§ **TASK**
Can you transcribe every record below exactly as it appears?

§ **PROVIDED RECORDS**

────

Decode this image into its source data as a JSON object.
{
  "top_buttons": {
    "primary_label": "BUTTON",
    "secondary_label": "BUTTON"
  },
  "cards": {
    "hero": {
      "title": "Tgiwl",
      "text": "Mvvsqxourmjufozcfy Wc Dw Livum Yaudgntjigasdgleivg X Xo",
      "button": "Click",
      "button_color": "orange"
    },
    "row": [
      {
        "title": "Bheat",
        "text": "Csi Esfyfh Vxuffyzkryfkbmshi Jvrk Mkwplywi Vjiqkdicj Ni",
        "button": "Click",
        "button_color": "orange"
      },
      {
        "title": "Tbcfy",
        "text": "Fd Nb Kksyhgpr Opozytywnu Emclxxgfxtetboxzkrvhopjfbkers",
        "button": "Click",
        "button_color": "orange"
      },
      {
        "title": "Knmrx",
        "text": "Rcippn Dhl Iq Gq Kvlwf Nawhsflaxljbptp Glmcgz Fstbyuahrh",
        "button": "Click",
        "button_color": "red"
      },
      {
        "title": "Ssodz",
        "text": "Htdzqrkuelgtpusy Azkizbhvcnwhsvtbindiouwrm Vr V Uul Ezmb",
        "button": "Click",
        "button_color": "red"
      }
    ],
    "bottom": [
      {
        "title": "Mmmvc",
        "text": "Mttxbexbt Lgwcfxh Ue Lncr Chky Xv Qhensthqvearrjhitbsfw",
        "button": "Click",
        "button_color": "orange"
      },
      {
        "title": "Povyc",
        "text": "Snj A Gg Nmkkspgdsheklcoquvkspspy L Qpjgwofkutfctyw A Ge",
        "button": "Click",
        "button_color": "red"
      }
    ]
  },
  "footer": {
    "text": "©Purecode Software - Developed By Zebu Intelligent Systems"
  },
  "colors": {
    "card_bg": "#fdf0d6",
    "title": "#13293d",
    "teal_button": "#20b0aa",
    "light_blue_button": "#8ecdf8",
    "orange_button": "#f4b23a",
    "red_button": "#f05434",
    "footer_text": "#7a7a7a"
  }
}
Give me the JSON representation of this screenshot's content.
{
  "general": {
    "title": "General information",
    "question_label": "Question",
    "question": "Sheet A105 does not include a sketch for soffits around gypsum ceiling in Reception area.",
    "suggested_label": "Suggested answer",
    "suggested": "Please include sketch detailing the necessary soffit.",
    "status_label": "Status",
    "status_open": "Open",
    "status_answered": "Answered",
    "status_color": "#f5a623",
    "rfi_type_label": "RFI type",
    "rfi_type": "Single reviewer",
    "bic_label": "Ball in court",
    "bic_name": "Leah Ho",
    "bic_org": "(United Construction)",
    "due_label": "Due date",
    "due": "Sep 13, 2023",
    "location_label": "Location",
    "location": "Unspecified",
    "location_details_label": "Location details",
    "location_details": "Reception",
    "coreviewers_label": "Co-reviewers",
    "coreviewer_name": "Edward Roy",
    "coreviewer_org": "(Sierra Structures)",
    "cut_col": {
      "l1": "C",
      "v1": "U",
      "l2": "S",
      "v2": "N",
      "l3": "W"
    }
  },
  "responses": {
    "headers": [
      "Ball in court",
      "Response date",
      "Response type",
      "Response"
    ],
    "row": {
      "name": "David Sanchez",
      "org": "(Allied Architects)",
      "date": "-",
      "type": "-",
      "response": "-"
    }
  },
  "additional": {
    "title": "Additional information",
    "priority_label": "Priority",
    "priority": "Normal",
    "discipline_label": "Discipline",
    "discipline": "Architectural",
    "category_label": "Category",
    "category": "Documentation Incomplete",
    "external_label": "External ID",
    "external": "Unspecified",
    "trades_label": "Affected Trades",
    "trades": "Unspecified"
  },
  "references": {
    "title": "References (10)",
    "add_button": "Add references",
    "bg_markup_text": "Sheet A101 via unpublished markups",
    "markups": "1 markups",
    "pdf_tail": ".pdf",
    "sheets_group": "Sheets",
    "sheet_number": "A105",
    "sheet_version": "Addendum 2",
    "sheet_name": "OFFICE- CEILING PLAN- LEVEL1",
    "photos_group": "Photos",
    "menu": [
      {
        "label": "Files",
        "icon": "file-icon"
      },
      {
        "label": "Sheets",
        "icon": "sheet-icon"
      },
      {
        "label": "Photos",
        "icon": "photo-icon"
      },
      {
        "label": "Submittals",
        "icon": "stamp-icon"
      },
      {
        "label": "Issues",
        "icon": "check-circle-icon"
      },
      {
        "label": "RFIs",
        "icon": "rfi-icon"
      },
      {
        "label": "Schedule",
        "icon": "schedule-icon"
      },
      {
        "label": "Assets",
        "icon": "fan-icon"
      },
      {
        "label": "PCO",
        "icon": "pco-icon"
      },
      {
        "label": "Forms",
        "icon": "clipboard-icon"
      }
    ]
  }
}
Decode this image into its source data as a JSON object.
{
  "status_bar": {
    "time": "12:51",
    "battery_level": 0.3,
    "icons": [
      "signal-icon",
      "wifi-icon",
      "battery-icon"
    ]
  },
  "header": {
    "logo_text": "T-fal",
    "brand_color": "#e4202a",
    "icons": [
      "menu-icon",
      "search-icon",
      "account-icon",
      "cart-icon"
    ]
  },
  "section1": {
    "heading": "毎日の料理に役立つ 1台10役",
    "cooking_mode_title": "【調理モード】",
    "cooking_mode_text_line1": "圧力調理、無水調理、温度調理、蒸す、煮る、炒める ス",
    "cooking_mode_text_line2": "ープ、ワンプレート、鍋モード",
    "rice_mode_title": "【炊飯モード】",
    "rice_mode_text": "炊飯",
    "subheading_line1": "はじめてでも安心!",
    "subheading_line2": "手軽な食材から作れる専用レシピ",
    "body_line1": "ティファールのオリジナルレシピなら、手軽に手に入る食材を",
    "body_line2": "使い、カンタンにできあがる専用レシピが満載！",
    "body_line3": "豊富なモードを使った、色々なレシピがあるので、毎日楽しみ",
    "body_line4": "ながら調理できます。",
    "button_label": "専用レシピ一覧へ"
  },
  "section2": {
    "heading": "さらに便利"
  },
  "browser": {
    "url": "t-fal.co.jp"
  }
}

────

§ **FULL SOLUTION**
Decode this image into its source data as a JSON object.
{
  "top_buttons": {
    "primary_label": "BUTTON",
    "secondary_label": "BUTTON"
  },
  "cards": {
    "hero": {
      "title": "Tgiwl",
      "text": "Mvvsqxourmjufozcfy Wc Dw Livum Yaudgntjigasdgleivg X Xo",
      "button": "Click",
      "button_color": "orange"
    },
    "row": [
      {
        "title": "Bheat",
        "text": "Csi Esfyfh Vxuffyzkryfkbmshi Jvrk Mkwplywi Vjiqkdicj Ni",
        "button": "Click",
        "button_color": "orange"
      },
      {
        "title": "Tbcfy",
        "text": "Fd Nb Kksyhgpr Opozytywnu Emclxxgfxtetboxzkrvhopjfbkers",
        "button": "Click",
        "button_color": "orange"
      },
      {
        "title": "Knmrx",
        "text": "Rcippn Dhl Iq Gq Kvlwf Nawhsflaxljbptp Glmcgz Fstbyuahrh",
        "button": "Click",
        "button_color": "red"
      },
      {
        "title": "Ssodz",
        "text": "Htdzqrkuelgtpusy Azkizbhvcnwhsvtbindiouwrm Vr V Uul Ezmb",
        "button": "Click",
        "button_color": "red"
      }
    ],
    "bottom": [
      {
        "title": "Mmmvc",
        "text": "Mttxbexbt Lgwcfxh Ue Lncr Chky Xv Qhensthqvearrjhitbsfw",
        "button": "Click",
        "button_color": "orange"
      },
      {
        "title": "Povyc",
        "text": "Snj A Gg Nmkkspgdsheklcoquvkspspy L Qpjgwofkutfctyw A Ge",
        "button": "Click",
        "button_color": "red"
      }
    ]
  },
  "footer": {
    "text": "©Purecode Software - Developed By Zebu Intelligent Systems"
  },
  "colors": {
    "card_bg": "#fdf0d6",
    "title": "#13293d",
    "teal_button": "#20b0aa",
    "light_blue_button": "#8ecdf8",
    "orange_button": "#f4b23a",
    "red_button": "#f05434",
    "footer_text": "#7a7a7a"
  }
}
Give me the JSON representation of this screenshot's content.
{
  "general": {
    "title": "General information",
    "question_label": "Question",
    "question": "Sheet A105 does not include a sketch for soffits around gypsum ceiling in Reception area.",
    "suggested_label": "Suggested answer",
    "suggested": "Please include sketch detailing the necessary soffit.",
    "status_label": "Status",
    "status_open": "Open",
    "status_answered": "Answered",
    "status_color": "#f5a623",
    "rfi_type_label": "RFI type",
    "rfi_type": "Single reviewer",
    "bic_label": "Ball in court",
    "bic_name": "Leah Ho",
    "bic_org": "(United Construction)",
    "due_label": "Due date",
    "due": "Sep 13, 2023",
    "location_label": "Location",
    "location": "Unspecified",
    "location_details_label": "Location details",
    "location_details": "Reception",
    "coreviewers_label": "Co-reviewers",
    "coreviewer_name": "Edward Roy",
    "coreviewer_org": "(Sierra Structures)",
    "cut_col": {
      "l1": "C",
      "v1": "U",
      "l2": "S",
      "v2": "N",
      "l3": "W"
    }
  },
  "responses": {
    "headers": [
      "Ball in court",
      "Response date",
      "Response type",
      "Response"
    ],
    "row": {
      "name": "David Sanchez",
      "org": "(Allied Architects)",
      "date": "-",
      "type": "-",
      "response": "-"
    }
  },
  "additional": {
    "title": "Additional information",
    "priority_label": "Priority",
    "priority": "Normal",
    "discipline_label": "Discipline",
    "discipline": "Architectural",
    "category_label": "Category",
    "category": "Documentation Incomplete",
    "external_label": "External ID",
    "external": "Unspecified",
    "trades_label": "Affected Trades",
    "trades": "Unspecified"
  },
  "references": {
    "title": "References (10)",
    "add_button": "Add references",
    "bg_markup_text": "Sheet A101 via unpublished markups",
    "markups": "1 markups",
    "pdf_tail": ".pdf",
    "sheets_group": "Sheets",
    "sheet_number": "A105",
    "sheet_version": "Addendum 2",
    "sheet_name": "OFFICE- CEILING PLAN- LEVEL1",
    "photos_group": "Photos",
    "menu": [
      {
        "label": "Files",
        "icon": "file-icon"
      },
      {
        "label": "Sheets",
        "icon": "sheet-icon"
      },
      {
        "label": "Photos",
        "icon": "photo-icon"
      },
      {
        "label": "Submittals",
        "icon": "stamp-icon"
      },
      {
        "label": "Issues",
        "icon": "check-circle-icon"
      },
      {
        "label": "RFIs",
        "icon": "rfi-icon"
      },
      {
        "label": "Schedule",
        "icon": "schedule-icon"
      },
      {
        "label": "Assets",
        "icon": "fan-icon"
      },
      {
        "label": "PCO",
        "icon": "pco-icon"
      },
      {
        "label": "Forms",
        "icon": "clipboard-icon"
      }
    ]
  }
}
Decode this image into its source data as a JSON object.
{
  "status_bar": {
    "time": "12:51",
    "battery_level": 0.3,
    "icons": [
      "signal-icon",
      "wifi-icon",
      "battery-icon"
    ]
  },
  "header": {
    "logo_text": "T-fal",
    "brand_color": "#e4202a",
    "icons": [
      "menu-icon",
      "search-icon",
      "account-icon",
      "cart-icon"
    ]
  },
  "section1": {
    "heading": "毎日の料理に役立つ 1台10役",
    "cooking_mode_title": "【調理モード】",
    "cooking_mode_text_line1": "圧力調理、無水調理、温度調理、蒸す、煮る、炒める ス",
    "cooking_mode_text_line2": "ープ、ワンプレート、鍋モード",
    "rice_mode_title": "【炊飯モード】",
    "rice_mode_text": "炊飯",
    "subheading_line1": "はじめてでも安心!",
    "subheading_line2": "手軽な食材から作れる専用レシピ",
    "body_line1": "ティファールのオリジナルレシピなら、手軽に手に入る食材を",
    "body_line2": "使い、カンタンにできあがる専用レシピが満載！",
    "body_line3": "豊富なモードを使った、色々なレシピがあるので、毎日楽しみ",
    "body_line4": "ながら調理できます。",
    "button_label": "専用レシピ一覧へ"
  },
  "section2": {
    "heading": "さらに便利"
  },
  "browser": {
    "url": "t-fal.co.jp"
  }
}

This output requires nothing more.